:: Stated goal ::
Pick out every line that holds the string "this" and copy it.
■ ■ ■ ■ ■ ■ ■
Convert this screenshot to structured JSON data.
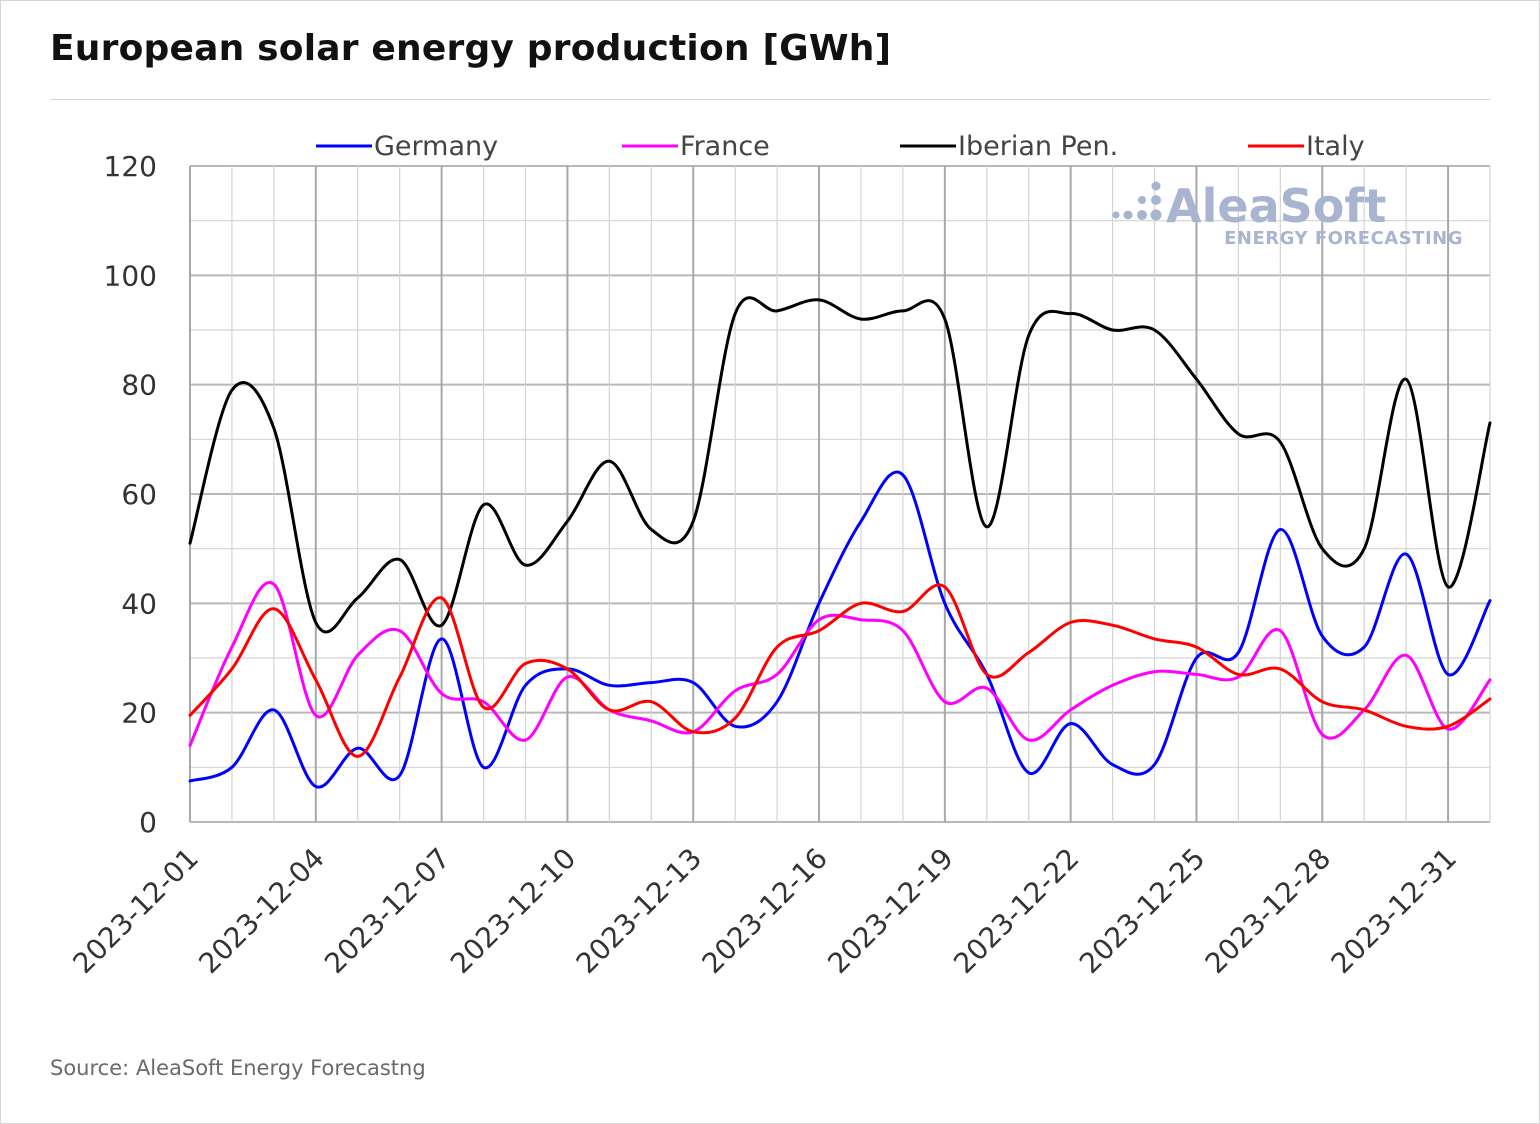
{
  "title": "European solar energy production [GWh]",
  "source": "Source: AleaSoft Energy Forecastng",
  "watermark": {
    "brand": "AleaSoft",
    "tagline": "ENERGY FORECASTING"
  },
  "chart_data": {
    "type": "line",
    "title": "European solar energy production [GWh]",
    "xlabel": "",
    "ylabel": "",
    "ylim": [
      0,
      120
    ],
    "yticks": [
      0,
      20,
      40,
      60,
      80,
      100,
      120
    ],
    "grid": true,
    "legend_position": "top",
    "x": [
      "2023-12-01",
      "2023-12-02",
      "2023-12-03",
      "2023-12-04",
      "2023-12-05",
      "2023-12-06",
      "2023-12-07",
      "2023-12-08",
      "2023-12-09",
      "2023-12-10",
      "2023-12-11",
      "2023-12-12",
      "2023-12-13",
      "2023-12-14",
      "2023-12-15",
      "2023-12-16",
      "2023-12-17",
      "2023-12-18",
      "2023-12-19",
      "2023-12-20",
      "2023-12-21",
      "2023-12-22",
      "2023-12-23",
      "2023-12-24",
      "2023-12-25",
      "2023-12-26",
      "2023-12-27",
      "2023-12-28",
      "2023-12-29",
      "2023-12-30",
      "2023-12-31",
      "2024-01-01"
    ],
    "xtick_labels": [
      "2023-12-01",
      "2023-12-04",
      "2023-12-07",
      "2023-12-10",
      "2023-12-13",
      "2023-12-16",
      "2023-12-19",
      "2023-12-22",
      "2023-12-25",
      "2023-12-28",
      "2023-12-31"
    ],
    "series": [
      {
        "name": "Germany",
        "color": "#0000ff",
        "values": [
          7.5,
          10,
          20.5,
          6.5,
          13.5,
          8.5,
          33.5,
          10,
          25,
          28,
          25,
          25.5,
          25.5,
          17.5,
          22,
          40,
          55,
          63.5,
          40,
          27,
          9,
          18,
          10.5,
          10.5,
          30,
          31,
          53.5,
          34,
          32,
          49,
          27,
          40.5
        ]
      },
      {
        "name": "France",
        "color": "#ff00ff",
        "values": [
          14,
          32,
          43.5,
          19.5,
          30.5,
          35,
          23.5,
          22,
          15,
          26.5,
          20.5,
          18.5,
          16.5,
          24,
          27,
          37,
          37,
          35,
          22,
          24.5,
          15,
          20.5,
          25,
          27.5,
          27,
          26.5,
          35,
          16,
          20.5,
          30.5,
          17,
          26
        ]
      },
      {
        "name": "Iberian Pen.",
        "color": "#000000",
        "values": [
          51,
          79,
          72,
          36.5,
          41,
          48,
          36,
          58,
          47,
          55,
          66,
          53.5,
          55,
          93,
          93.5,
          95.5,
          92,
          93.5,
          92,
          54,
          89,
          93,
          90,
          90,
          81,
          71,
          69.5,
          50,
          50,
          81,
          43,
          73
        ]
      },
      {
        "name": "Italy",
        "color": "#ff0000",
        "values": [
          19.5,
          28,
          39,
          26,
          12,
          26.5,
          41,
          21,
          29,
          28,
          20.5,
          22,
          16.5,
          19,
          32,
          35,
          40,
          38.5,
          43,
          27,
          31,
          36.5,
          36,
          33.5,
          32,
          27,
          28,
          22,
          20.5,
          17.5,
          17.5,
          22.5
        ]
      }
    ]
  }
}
■ ■ ■ ■ ■ ■ ■
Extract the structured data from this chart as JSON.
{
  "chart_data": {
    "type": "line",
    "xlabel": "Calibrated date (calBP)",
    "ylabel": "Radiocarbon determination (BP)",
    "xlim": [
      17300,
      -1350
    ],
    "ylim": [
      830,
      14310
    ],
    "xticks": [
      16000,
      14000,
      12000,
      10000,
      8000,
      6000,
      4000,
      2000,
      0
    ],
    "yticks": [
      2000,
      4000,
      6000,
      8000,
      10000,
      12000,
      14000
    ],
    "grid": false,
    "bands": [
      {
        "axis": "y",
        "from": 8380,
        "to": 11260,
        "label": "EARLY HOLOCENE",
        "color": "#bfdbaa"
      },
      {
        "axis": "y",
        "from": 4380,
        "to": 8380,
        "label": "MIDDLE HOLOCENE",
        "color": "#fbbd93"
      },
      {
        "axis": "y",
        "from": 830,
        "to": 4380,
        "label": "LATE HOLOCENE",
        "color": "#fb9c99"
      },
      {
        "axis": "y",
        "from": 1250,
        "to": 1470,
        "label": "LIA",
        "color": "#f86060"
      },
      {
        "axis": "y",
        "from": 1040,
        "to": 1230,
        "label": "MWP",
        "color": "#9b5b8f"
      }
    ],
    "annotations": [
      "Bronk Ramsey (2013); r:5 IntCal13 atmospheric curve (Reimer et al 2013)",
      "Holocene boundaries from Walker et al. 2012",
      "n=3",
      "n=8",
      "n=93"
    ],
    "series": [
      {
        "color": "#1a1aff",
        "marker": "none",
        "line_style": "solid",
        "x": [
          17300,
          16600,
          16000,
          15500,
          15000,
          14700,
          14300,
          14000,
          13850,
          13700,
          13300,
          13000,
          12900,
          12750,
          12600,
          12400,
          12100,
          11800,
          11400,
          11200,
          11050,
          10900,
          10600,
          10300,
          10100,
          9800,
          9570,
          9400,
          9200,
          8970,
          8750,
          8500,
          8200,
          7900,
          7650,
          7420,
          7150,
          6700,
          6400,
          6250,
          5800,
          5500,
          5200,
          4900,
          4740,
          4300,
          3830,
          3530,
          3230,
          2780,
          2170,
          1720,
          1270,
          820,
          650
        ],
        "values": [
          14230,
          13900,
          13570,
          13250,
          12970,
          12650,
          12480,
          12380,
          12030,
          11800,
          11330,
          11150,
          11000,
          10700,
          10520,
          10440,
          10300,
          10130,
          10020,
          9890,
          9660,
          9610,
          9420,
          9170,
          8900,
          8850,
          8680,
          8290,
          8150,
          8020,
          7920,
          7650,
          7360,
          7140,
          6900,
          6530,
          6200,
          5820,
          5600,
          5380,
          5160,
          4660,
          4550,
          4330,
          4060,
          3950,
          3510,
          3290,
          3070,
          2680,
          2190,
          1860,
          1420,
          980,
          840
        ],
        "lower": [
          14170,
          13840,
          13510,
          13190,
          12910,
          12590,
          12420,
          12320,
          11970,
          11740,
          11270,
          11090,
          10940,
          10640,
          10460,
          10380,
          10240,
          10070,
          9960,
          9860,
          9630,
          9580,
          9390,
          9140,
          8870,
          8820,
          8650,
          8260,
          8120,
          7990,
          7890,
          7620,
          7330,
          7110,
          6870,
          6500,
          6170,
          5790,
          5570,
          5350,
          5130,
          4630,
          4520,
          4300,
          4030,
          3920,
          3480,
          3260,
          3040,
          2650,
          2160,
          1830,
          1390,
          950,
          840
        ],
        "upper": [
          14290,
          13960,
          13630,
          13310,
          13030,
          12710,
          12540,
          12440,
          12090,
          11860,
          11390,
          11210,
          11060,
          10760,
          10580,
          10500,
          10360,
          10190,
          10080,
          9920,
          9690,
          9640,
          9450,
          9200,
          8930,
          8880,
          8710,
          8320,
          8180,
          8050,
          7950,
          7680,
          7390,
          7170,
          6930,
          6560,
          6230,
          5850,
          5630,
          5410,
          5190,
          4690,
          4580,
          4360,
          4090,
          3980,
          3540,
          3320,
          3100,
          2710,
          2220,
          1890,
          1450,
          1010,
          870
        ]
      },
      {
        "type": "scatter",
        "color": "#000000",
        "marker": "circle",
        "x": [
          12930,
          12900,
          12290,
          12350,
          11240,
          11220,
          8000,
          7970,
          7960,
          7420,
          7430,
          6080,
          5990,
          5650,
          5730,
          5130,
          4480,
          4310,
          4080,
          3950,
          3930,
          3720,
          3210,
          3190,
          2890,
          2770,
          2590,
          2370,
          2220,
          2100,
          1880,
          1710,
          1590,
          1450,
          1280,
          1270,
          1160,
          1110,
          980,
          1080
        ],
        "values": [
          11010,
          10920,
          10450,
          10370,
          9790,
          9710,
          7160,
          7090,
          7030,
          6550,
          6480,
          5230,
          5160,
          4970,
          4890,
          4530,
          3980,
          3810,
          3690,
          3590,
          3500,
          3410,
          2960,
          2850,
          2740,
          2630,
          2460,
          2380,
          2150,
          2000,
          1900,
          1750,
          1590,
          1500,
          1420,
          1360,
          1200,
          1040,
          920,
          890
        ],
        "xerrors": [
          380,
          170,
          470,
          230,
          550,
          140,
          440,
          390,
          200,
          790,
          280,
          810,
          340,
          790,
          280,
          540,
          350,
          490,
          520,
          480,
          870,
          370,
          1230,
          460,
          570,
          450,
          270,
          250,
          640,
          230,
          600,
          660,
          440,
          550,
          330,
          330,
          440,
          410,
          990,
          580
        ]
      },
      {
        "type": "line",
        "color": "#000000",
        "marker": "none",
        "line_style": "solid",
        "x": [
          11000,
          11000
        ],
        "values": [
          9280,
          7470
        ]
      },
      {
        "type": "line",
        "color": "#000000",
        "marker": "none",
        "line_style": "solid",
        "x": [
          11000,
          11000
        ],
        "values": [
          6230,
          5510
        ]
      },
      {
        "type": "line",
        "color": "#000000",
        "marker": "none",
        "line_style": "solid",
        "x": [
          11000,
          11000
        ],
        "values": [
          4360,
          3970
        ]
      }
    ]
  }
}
■ ■ ■ ■ ■ ■ ■
:: The response ::
Convert this screenshot to structured JSON data.
Extract the structured data from this chart as JSON.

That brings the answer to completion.